_Exercise:_
Compile every line that includes the word "this".

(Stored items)
━━━━━━━━━━━━━━━━━━━━━━━━━━━━━━

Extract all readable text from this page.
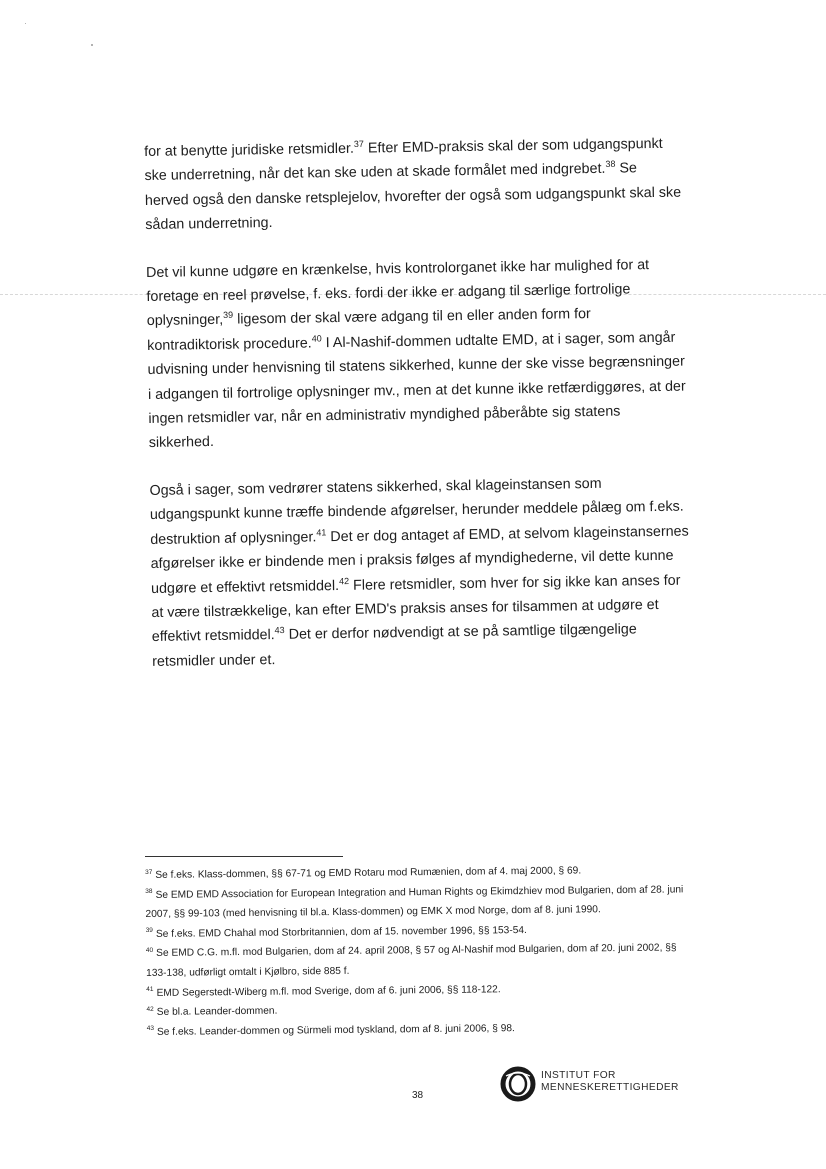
for at benytte juridiske retsmidler.$^{37}$ Efter EMD-praksis skal der som udgangspunkt ske underretning, når det kan ske uden at skade formålet med indgrebet.$^{38}$ Se herved også den danske retsplejelov, hvorefter der også som udgangspunkt skal ske sådan underretning.

Det vil kunne udgøre en krænkelse, hvis kontrolorganet ikke har mulighed for at foretage en reel prøvelse, f. eks. fordi der ikke er adgang til særlige fortrolige oplysninger,$^{39}$ ligesom der skal være adgang til en eller anden form for kontradiktorisk procedure.$^{40}$ I Al-Nashif-dommen udtalte EMD, at i sager, som angår udvisning under henvisning til statens sikkerhed, kunne der ske visse begrænsninger i adgangen til fortrolige oplysninger mv., men at det kunne ikke retfærdiggøres, at der ingen retsmidler var, når en administrativ myndighed påberåbte sig statens sikkerhed.

Også i sager, som vedrører statens sikkerhed, skal klageinstansen som udgangspunkt kunne træffe bindende afgørelser, herunder meddele pålæg om f.eks. destruktion af oplysninger.$^{41}$ Det er dog antaget af EMD, at selvom klageinstansernes afgørelser ikke er bindende men i praksis følges af myndighederne, vil dette kunne udgøre et effektivt retsmiddel.$^{42}$ Flere retsmidler, som hver for sig ikke kan anses for at være tilstrækkelige, kan efter EMD's praksis anses for tilsammen at udgøre et effektivt retsmiddel.$^{43}$ Det er derfor nødvendigt at se på samtlige tilgængelige retsmidler under et.

$^{37}$ Se f.eks. Klass-dommen, §§ 67-71 og EMD Rotaru mod Rumænien, dom af 4. maj 2000, § 69.

$^{38}$ Se EMD EMD Association for European Integration and Human Rights og Ekimdzhiev mod Bulgarien, dom af 28. juni 2007, §§ 99-103 (med henvisning til bl.a. Klass-dommen) og EMK X mod Norge, dom af 8. juni 1990.

$^{39}$ Se f.eks. EMD Chahal mod Storbritannien, dom af 15. november 1996, §§ 153-54.

$^{40}$ Se EMD C.G. m.fl. mod Bulgarien, dom af 24. april 2008, § 57 og Al-Nashif mod Bulgarien, dom af 20. juni 2002, §§ 133-138, udførligt omtalt i Kjølbro, side 885 f.

$^{41}$ EMD Segerstedt-Wiberg m.fl. mod Sverige, dom af 6. juni 2006, §§ 118-122.

$^{42}$ Se bl.a. Leander-dommen.

$^{43}$ Se f.eks. Leander-dommen og Sürmeli mod tyskland, dom af 8. juni 2006, § 98.

38
INSTITUT FOR
MENNESKERETTIGHEDER
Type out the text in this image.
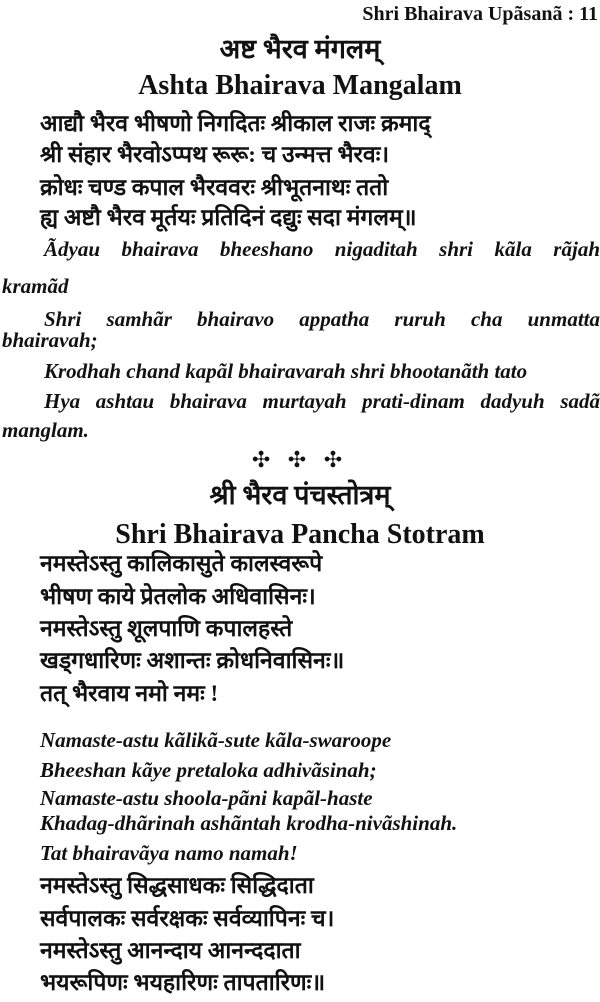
Shri Bhairava Upãsanã : 11
अष्ट भैरव मंगलम्
Ashta Bhairava Mangalam
आद्यौ भैरव भीषणो निगदितः श्रीकाल राजः क्रमाद्
श्री संहार भैरवोऽप्पथ रूरू: च उन्मत्त भैरवः।
क्रोधः चण्ड कपाल भैरववरः श्रीभूतनाथः ततो
ह्य अष्टौ भैरव मूर्तयः प्रतिदिनं दद्युः सदा मंगलम्॥
Ãdyau bhairava bheeshano nigaditah shri kãla rãjah
kramãd
Shri samhãr bhairavo appatha ruruh cha unmatta
bhairavah;
Krodhah chand kapãl bhairavarah shri bhootanãth tato
Hya ashtau bhairava murtayah prati-dinam dadyuh sadã
manglam.
✣ ✣ ✣
श्री भैरव पंचस्तोत्रम्
Shri Bhairava Pancha Stotram
नमस्तेऽस्तु कालिकासुते कालस्वरूपे
भीषण काये प्रेतलोक अधिवासिनः।
नमस्तेऽस्तु शूलपाणि कपालहस्ते
खड्गधारिणः अशान्तः क्रोधनिवासिनः॥
तत् भैरवाय नमो नमः !
Namaste-astu kãlikã-sute kãla-swaroope
Bheeshan kãye pretaloka adhivãsinah;
Namaste-astu shoola-pãni kapãl-haste
Khadag-dhãrinah ashãntah krodha-nivãshinah.
Tat bhairavãya namo namah!
नमस्तेऽस्तु सिद्धसाधकः सिद्धिदाता
सर्वपालकः सर्वरक्षकः सर्वव्यापिनः च।
नमस्तेऽस्तु आनन्दाय आनन्ददाता
भयरूपिणः भयहारिणः तापतारिणः॥
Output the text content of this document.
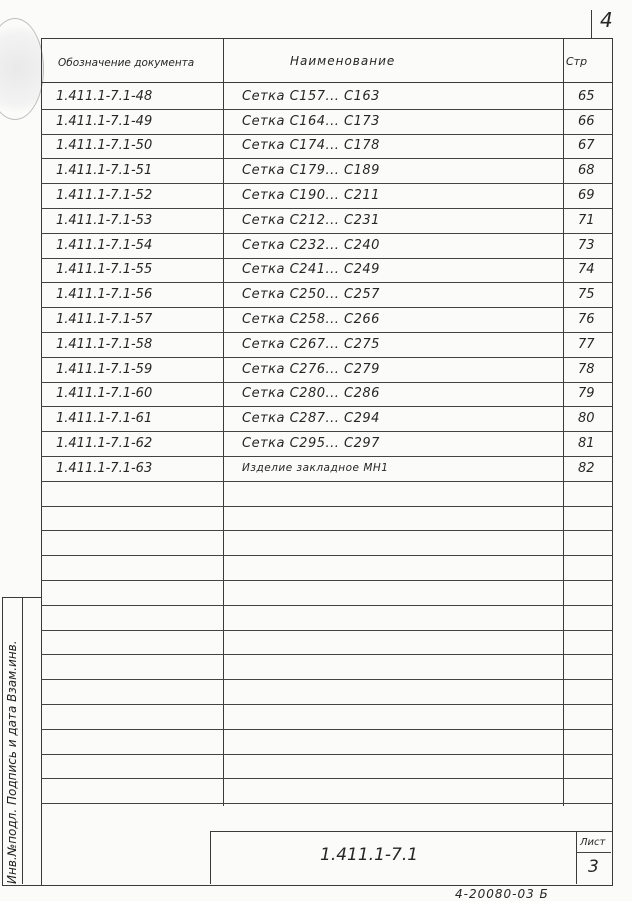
4
Обозначение документа	Наименование	Стр
1.411.1-7.1-48	Сетка С157... С163	65
1.411.1-7.1-49	Сетка С164... С173	66
1.411.1-7.1-50	Сетка С174... С178	67
1.411.1-7.1-51	Сетка С179... С189	68
1.411.1-7.1-52	Сетка С190... С211	69
1.411.1-7.1-53	Сетка С212... С231	71
1.411.1-7.1-54	Сетка С232... С240	73
1.411.1-7.1-55	Сетка С241... С249	74
1.411.1-7.1-56	Сетка С250... С257	75
1.411.1-7.1-57	Сетка С258... С266	76
1.411.1-7.1-58	Сетка С267... С275	77
1.411.1-7.1-59	Сетка С276... С279	78
1.411.1-7.1-60	Сетка С280... С286	79
1.411.1-7.1-61	Сетка С287... С294	80
1.411.1-7.1-62	Сетка С295... С297	81
1.411.1-7.1-63	Изделие закладное МН1	82
Инв.№подл. Подпись и дата Взам.инв.	1.411.1-7.1
Лист
3
4-20080-03 Б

━━━━━━━━━━━━━━━━━━━━━━━━━━━━━━

_Solution to the problem:_
Extract all readable text from this page.
Type out the text in this image.
Output the text content of this document.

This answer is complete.